◆ Given data:
——
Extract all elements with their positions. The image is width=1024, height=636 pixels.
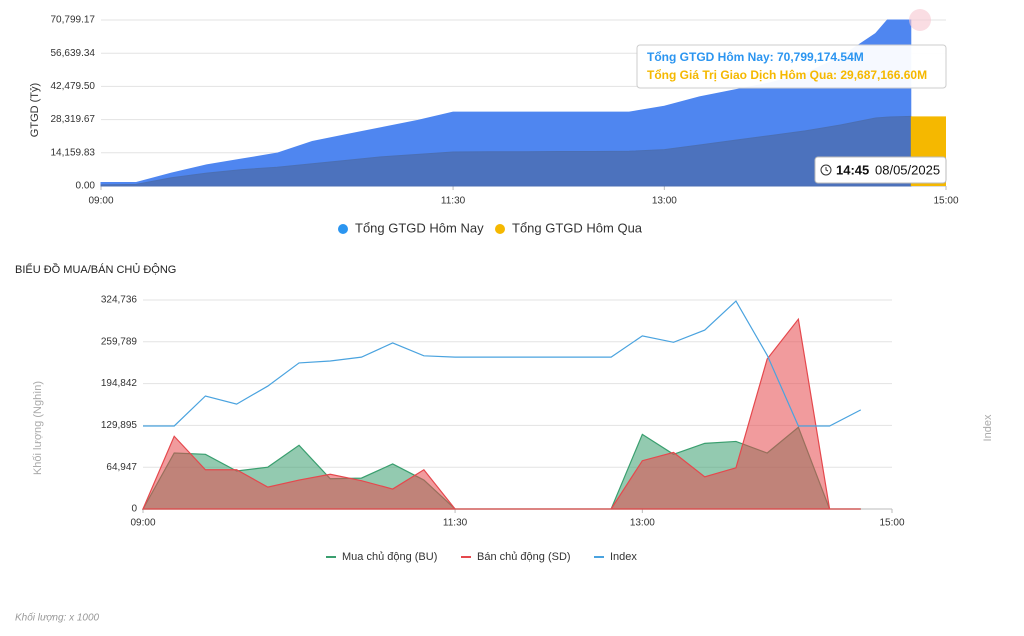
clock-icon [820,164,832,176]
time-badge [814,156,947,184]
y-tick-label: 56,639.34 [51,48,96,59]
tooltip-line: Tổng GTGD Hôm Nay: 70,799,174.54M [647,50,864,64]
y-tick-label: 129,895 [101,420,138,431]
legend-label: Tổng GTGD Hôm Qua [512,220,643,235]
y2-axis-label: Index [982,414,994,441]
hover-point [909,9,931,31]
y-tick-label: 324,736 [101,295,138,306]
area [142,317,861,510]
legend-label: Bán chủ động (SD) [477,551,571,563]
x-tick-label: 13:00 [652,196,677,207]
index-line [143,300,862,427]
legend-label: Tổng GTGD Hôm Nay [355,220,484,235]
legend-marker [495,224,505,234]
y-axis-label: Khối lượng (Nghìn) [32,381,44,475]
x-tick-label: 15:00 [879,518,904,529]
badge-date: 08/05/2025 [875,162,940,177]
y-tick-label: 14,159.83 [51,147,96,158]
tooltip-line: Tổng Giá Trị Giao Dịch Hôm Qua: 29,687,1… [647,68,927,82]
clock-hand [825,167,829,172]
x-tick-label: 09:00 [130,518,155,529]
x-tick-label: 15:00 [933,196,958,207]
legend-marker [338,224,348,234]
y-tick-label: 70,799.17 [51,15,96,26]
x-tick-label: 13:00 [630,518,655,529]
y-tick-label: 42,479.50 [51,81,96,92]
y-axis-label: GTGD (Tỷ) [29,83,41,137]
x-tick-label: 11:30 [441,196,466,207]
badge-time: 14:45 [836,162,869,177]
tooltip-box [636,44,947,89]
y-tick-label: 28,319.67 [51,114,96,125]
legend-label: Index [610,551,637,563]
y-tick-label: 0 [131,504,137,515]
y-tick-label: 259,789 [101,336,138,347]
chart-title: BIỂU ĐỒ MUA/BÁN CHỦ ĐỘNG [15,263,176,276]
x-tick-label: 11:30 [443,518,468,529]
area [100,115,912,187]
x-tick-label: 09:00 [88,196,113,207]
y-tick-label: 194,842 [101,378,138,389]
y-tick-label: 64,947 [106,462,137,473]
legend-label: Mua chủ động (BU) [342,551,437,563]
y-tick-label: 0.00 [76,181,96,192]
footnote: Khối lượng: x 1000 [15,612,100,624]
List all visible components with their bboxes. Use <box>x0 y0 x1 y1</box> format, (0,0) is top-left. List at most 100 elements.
——
◆ What you will do:
Rewrite the data above, substituting "legend-text" for every "legend-label" and leaving everything else unchanged. Omit the pictures from your answer.

◆ Reply to the exercise:
Extract all elements with their positions. The image is width=1024, height=636 pixels.
clock-icon [820,164,832,176]
time-badge [814,156,947,184]
y-tick-label: 56,639.34 [51,48,96,59]
tooltip-line: Tổng GTGD Hôm Nay: 70,799,174.54M [647,50,864,64]
y-tick-label: 129,895 [101,420,138,431]
legend-text: Tổng GTGD Hôm Qua [512,220,643,235]
y2-axis-label: Index [982,414,994,441]
hover-point [909,9,931,31]
y-tick-label: 324,736 [101,295,138,306]
area [142,317,861,510]
legend-text: Bán chủ động (SD) [477,551,571,563]
x-tick-label: 13:00 [652,196,677,207]
index-line [143,300,862,427]
legend-text: Tổng GTGD Hôm Nay [355,220,484,235]
legend-marker [495,224,505,234]
y-axis-label: Khối lượng (Nghìn) [32,381,44,475]
x-tick-label: 15:00 [879,518,904,529]
badge-date: 08/05/2025 [875,162,940,177]
y-tick-label: 14,159.83 [51,147,96,158]
tooltip-line: Tổng Giá Trị Giao Dịch Hôm Qua: 29,687,1… [647,68,927,82]
clock-hand [825,167,829,172]
x-tick-label: 09:00 [130,518,155,529]
x-tick-label: 15:00 [933,196,958,207]
legend-marker [338,224,348,234]
y-tick-label: 70,799.17 [51,15,96,26]
x-tick-label: 13:00 [630,518,655,529]
y-tick-label: 42,479.50 [51,81,96,92]
y-axis-label: GTGD (Tỷ) [29,83,41,137]
x-tick-label: 11:30 [441,196,466,207]
badge-time: 14:45 [836,162,869,177]
tooltip-box [636,44,947,89]
y-tick-label: 28,319.67 [51,114,96,125]
legend-text: Index [610,551,637,563]
y-tick-label: 0 [131,504,137,515]
y-tick-label: 259,789 [101,336,138,347]
chart-title: BIỂU ĐỒ MUA/BÁN CHỦ ĐỘNG [15,263,176,276]
x-tick-label: 11:30 [443,518,468,529]
area [100,115,912,187]
x-tick-label: 09:00 [88,196,113,207]
y-tick-label: 194,842 [101,378,138,389]
y-tick-label: 64,947 [106,462,137,473]
legend-text: Mua chủ động (BU) [342,551,437,563]
y-tick-label: 0.00 [76,181,96,192]
footnote: Khối lượng: x 1000 [15,612,100,624]
List all visible components with their bboxes. Use <box>x0 y0 x1 y1</box> format, (0,0) is top-left. List at most 100 elements.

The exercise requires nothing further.